**AIM:**
Reproduce every record below exactly as it appears.

:: RECORDS TO USE ::

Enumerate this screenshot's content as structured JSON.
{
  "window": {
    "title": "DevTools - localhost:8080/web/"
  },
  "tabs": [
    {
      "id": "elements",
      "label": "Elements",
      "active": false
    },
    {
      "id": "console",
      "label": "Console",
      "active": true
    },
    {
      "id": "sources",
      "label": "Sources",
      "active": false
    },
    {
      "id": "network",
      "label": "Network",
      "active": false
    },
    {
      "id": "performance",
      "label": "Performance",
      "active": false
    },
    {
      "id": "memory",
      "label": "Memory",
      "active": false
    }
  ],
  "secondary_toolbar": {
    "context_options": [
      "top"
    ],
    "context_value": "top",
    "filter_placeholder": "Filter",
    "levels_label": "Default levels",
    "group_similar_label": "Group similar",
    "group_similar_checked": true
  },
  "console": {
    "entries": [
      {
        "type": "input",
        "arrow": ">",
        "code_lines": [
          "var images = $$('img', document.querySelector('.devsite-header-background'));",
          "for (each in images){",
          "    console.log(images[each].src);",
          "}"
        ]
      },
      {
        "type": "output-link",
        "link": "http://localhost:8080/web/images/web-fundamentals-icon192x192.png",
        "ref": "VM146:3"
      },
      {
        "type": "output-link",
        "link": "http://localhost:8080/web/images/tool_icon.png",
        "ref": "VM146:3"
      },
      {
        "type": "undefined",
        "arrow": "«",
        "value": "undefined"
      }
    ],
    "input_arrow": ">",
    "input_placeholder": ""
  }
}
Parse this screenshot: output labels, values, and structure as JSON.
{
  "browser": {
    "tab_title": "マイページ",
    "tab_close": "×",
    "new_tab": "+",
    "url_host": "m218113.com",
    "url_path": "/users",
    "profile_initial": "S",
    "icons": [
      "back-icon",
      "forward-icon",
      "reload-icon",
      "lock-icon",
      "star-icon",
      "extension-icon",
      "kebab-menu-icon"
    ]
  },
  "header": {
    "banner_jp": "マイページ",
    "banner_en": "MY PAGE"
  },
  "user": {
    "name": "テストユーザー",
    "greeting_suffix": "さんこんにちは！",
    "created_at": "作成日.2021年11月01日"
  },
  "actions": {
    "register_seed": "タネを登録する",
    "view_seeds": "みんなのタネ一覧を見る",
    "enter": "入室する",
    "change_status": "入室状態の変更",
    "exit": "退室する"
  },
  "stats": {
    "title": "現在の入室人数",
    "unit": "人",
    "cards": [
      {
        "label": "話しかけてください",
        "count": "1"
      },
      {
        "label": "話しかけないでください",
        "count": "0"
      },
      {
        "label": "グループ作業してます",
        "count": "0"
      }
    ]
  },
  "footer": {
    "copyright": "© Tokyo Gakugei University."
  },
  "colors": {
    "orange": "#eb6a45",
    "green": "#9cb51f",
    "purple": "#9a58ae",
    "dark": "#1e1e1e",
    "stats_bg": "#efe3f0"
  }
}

:::

**EXERCISE SOLUTION:**
Enumerate this screenshot's content as structured JSON.
{
  "window": {
    "title": "DevTools - localhost:8080/web/"
  },
  "tabs": [
    {
      "id": "elements",
      "label": "Elements",
      "active": false
    },
    {
      "id": "console",
      "label": "Console",
      "active": true
    },
    {
      "id": "sources",
      "label": "Sources",
      "active": false
    },
    {
      "id": "network",
      "label": "Network",
      "active": false
    },
    {
      "id": "performance",
      "label": "Performance",
      "active": false
    },
    {
      "id": "memory",
      "label": "Memory",
      "active": false
    }
  ],
  "secondary_toolbar": {
    "context_options": [
      "top"
    ],
    "context_value": "top",
    "filter_placeholder": "Filter",
    "levels_label": "Default levels",
    "group_similar_label": "Group similar",
    "group_similar_checked": true
  },
  "console": {
    "entries": [
      {
        "type": "input",
        "arrow": ">",
        "code_lines": [
          "var images = $$('img', document.querySelector('.devsite-header-background'));",
          "for (each in images){",
          "    console.log(images[each].src);",
          "}"
        ]
      },
      {
        "type": "output-link",
        "link": "http://localhost:8080/web/images/web-fundamentals-icon192x192.png",
        "ref": "VM146:3"
      },
      {
        "type": "output-link",
        "link": "http://localhost:8080/web/images/tool_icon.png",
        "ref": "VM146:3"
      },
      {
        "type": "undefined",
        "arrow": "«",
        "value": "undefined"
      }
    ],
    "input_arrow": ">",
    "input_placeholder": ""
  }
}
Parse this screenshot: output labels, values, and structure as JSON.
{
  "browser": {
    "tab_title": "マイページ",
    "tab_close": "×",
    "new_tab": "+",
    "url_host": "m218113.com",
    "url_path": "/users",
    "profile_initial": "S",
    "icons": [
      "back-icon",
      "forward-icon",
      "reload-icon",
      "lock-icon",
      "star-icon",
      "extension-icon",
      "kebab-menu-icon"
    ]
  },
  "header": {
    "banner_jp": "マイページ",
    "banner_en": "MY PAGE"
  },
  "user": {
    "name": "テストユーザー",
    "greeting_suffix": "さんこんにちは！",
    "created_at": "作成日.2021年11月01日"
  },
  "actions": {
    "register_seed": "タネを登録する",
    "view_seeds": "みんなのタネ一覧を見る",
    "enter": "入室する",
    "change_status": "入室状態の変更",
    "exit": "退室する"
  },
  "stats": {
    "title": "現在の入室人数",
    "unit": "人",
    "cards": [
      {
        "label": "話しかけてください",
        "count": "1"
      },
      {
        "label": "話しかけないでください",
        "count": "0"
      },
      {
        "label": "グループ作業してます",
        "count": "0"
      }
    ]
  },
  "footer": {
    "copyright": "© Tokyo Gakugei University."
  },
  "colors": {
    "orange": "#eb6a45",
    "green": "#9cb51f",
    "purple": "#9a58ae",
    "dark": "#1e1e1e",
    "stats_bg": "#efe3f0"
  }
}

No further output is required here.